Goal of the exercise:
Each entry below should be echoed exactly, with pictures omitted.

Entries from a dataset:

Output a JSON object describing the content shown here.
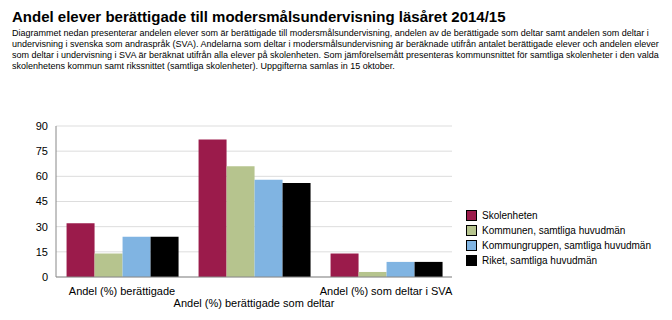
{
  "chart_data": {
    "type": "bar",
    "title": "Andel elever berättigade till modersmålsundervisning läsåret 2014/15",
    "subtitle": "Diagrammet nedan presenterar andelen elever som är berättigade till modersmålsundervisning, andelen av de berättigade som deltar samt andelen som deltar i undervisning i svenska som andraspråk (SVA). Andelarna som deltar i modersmålsundervisning är beräknade utifrån antalet berättigade elever och andelen elever som deltar i undervisning i SVA är beräknat utifrån alla elever på skolenheten. Som jämförelsemått presenteras kommunsnittet för samtliga skolenheter i den valda skolenhetens kommun samt rikssnittet (samtliga skolenheter). Uppgifterna samlas in 15 oktober.",
    "categories": [
      "Andel (%) berättigade",
      "Andel (%) berättigade som deltar",
      "Andel (%) som deltar i SVA"
    ],
    "series": [
      {
        "name": "Skolenheten",
        "color": "#9b1b4b",
        "values": [
          32,
          82,
          14
        ]
      },
      {
        "name": "Kommunen, samtliga huvudmän",
        "color": "#b6c48e",
        "values": [
          14,
          66,
          3
        ]
      },
      {
        "name": "Kommungruppen, samtliga huvudmän",
        "color": "#80b4e2",
        "values": [
          24,
          58,
          9
        ]
      },
      {
        "name": "Riket, samtliga huvudmän",
        "color": "#000000",
        "values": [
          24,
          56,
          9
        ]
      }
    ],
    "ylim": [
      0,
      90
    ],
    "yticks": [
      0,
      15,
      30,
      45,
      60,
      75,
      90
    ],
    "grid": true,
    "legend": "right"
  }
}
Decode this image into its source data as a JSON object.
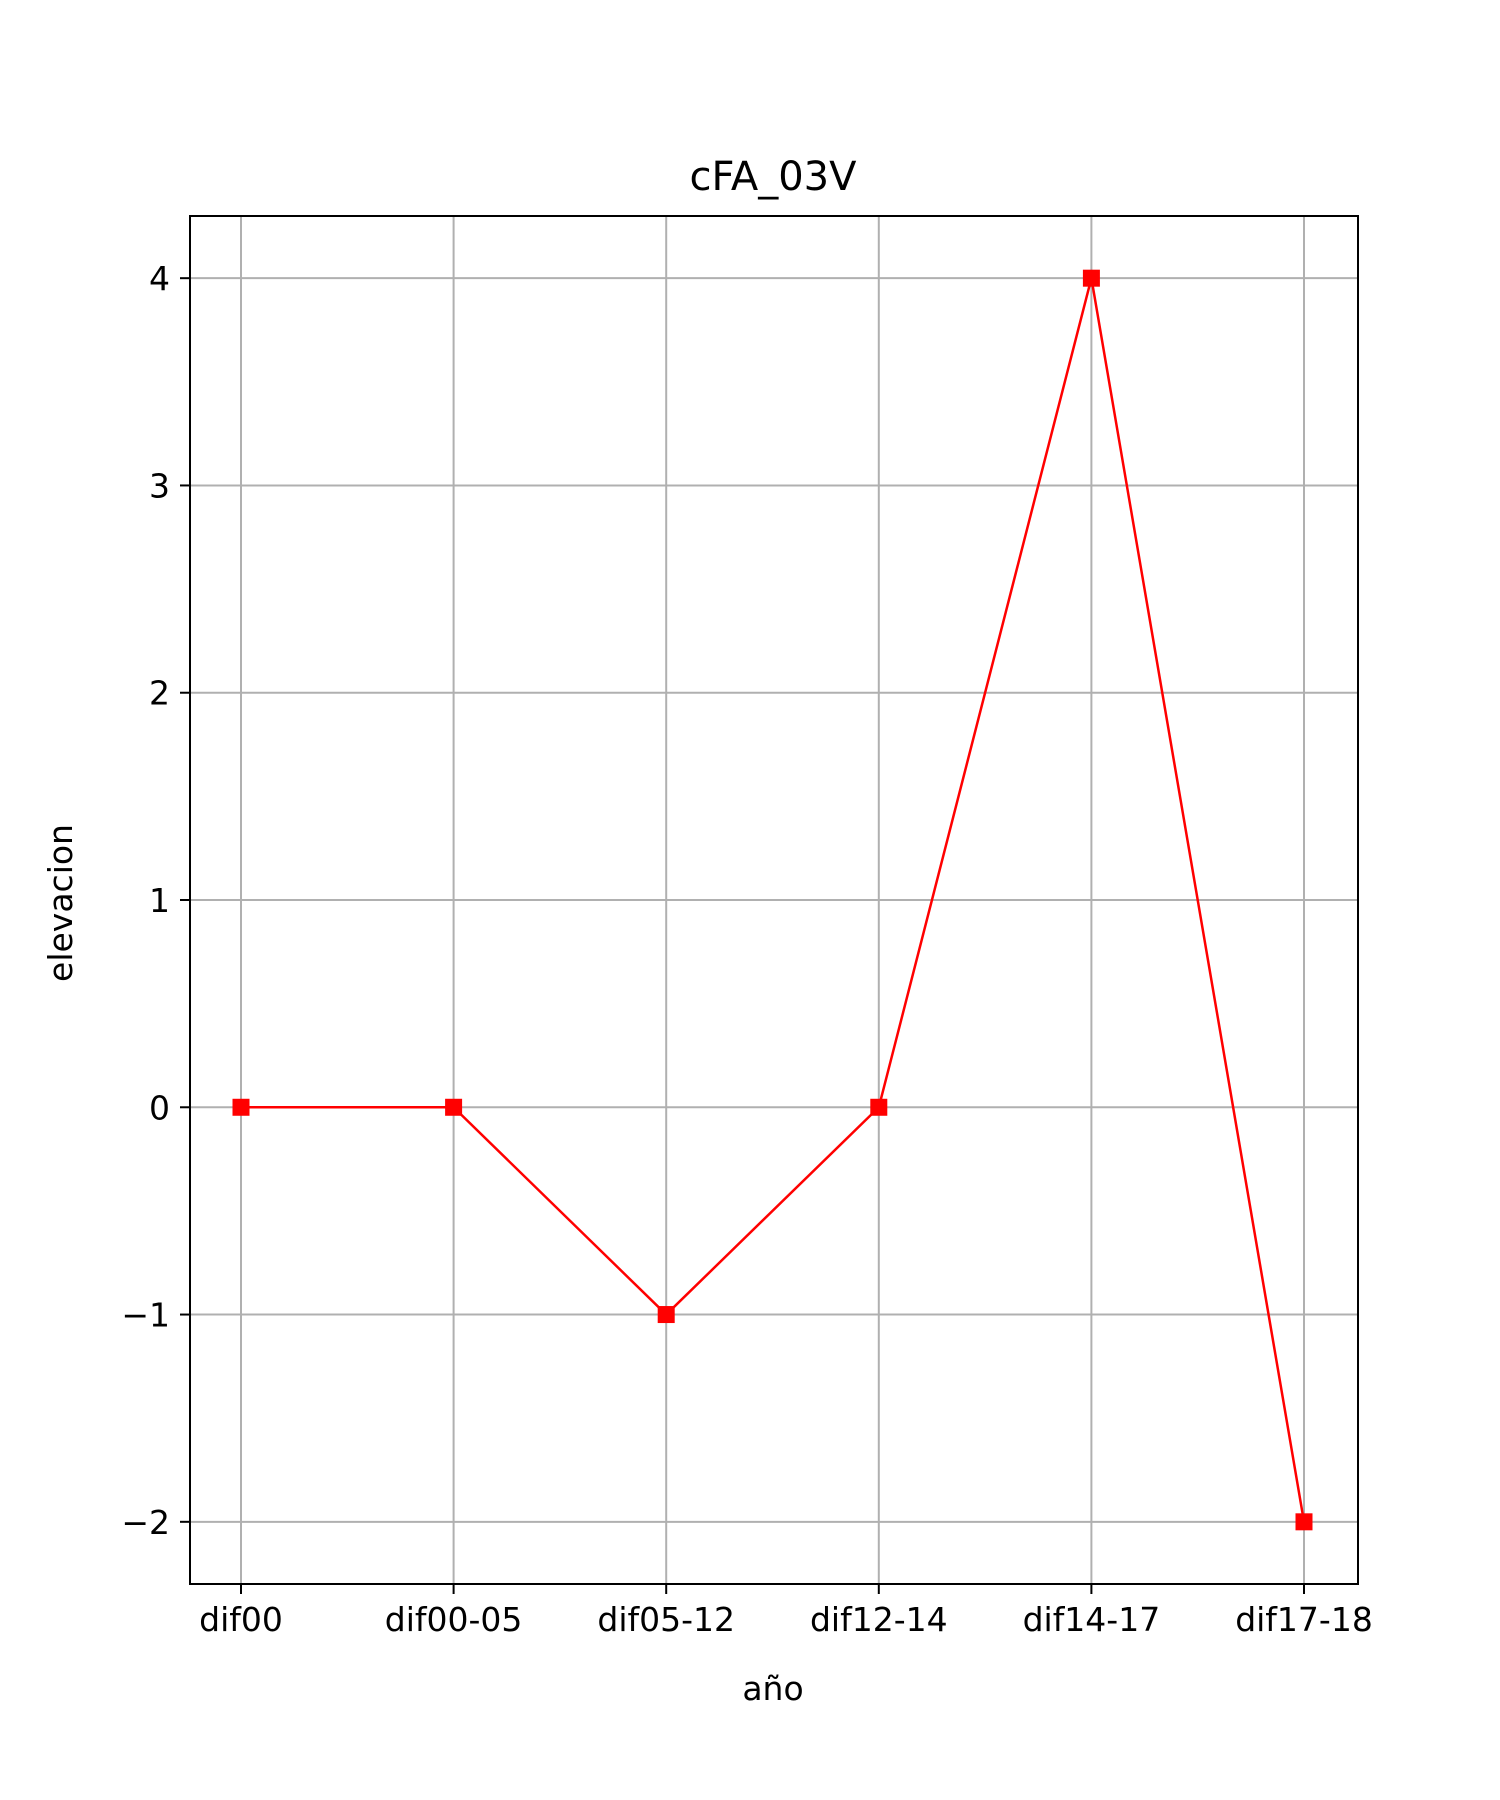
{
  "chart_data": {
    "type": "line",
    "title": "cFA_03V",
    "xlabel": "año",
    "ylabel": "elevacion",
    "categories": [
      "dif00",
      "dif00-05",
      "dif05-12",
      "dif12-14",
      "dif14-17",
      "dif17-18"
    ],
    "series": [
      {
        "values": [
          0,
          0,
          -1,
          0,
          4,
          -2
        ],
        "color": "#ff0000",
        "marker": "square"
      }
    ],
    "ylim": [
      -2.3,
      4.3
    ],
    "yticks": [
      -2,
      -1,
      0,
      1,
      2,
      3,
      4
    ],
    "ytick_labels": [
      "−2",
      "−1",
      "0",
      "1",
      "2",
      "3",
      "4"
    ],
    "grid": true,
    "grid_color": "#b0b0b0",
    "legend": false
  }
}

Solved exercise:
Output a JSON object describing the content shown here.
{
  "chart_data": {
    "type": "bar",
    "title": "Andel elever berättigade till modersmålsundervisning läsåret 2014/15",
    "subtitle": "Diagrammet nedan presenterar andelen elever som är berättigade till modersmålsundervisning, andelen av de berättigade som deltar samt andelen som deltar i undervisning i svenska som andraspråk (SVA). Andelarna som deltar i modersmålsundervisning är beräknade utifrån antalet berättigade elever och andelen elever som deltar i undervisning i SVA är beräknat utifrån alla elever på skolenheten. Som jämförelsemått presenteras kommunsnittet för samtliga skolenheter i den valda skolenhetens kommun samt rikssnittet (samtliga skolenheter). Uppgifterna samlas in 15 oktober.",
    "categories": [
      "Andel (%) berättigade",
      "Andel (%) berättigade som deltar",
      "Andel (%) som deltar i SVA"
    ],
    "series": [
      {
        "name": "Skolenheten",
        "color": "#9b1b4b",
        "values": [
          32,
          82,
          14
        ]
      },
      {
        "name": "Kommunen, samtliga huvudmän",
        "color": "#b6c48e",
        "values": [
          14,
          66,
          3
        ]
      },
      {
        "name": "Kommungruppen, samtliga huvudmän",
        "color": "#80b4e2",
        "values": [
          24,
          58,
          9
        ]
      },
      {
        "name": "Riket, samtliga huvudmän",
        "color": "#000000",
        "values": [
          24,
          56,
          9
        ]
      }
    ],
    "ylim": [
      0,
      90
    ],
    "yticks": [
      0,
      15,
      30,
      45,
      60,
      75,
      90
    ],
    "grid": true,
    "legend": "right"
  }
}
Decode this image into its source data as a JSON object.
{
  "chart_data": {
    "type": "line",
    "title": "cFA_03V",
    "xlabel": "año",
    "ylabel": "elevacion",
    "categories": [
      "dif00",
      "dif00-05",
      "dif05-12",
      "dif12-14",
      "dif14-17",
      "dif17-18"
    ],
    "series": [
      {
        "values": [
          0,
          0,
          -1,
          0,
          4,
          -2
        ],
        "color": "#ff0000",
        "marker": "square"
      }
    ],
    "ylim": [
      -2.3,
      4.3
    ],
    "yticks": [
      -2,
      -1,
      0,
      1,
      2,
      3,
      4
    ],
    "ytick_labels": [
      "−2",
      "−1",
      "0",
      "1",
      "2",
      "3",
      "4"
    ],
    "grid": true,
    "grid_color": "#b0b0b0",
    "legend": false
  }
}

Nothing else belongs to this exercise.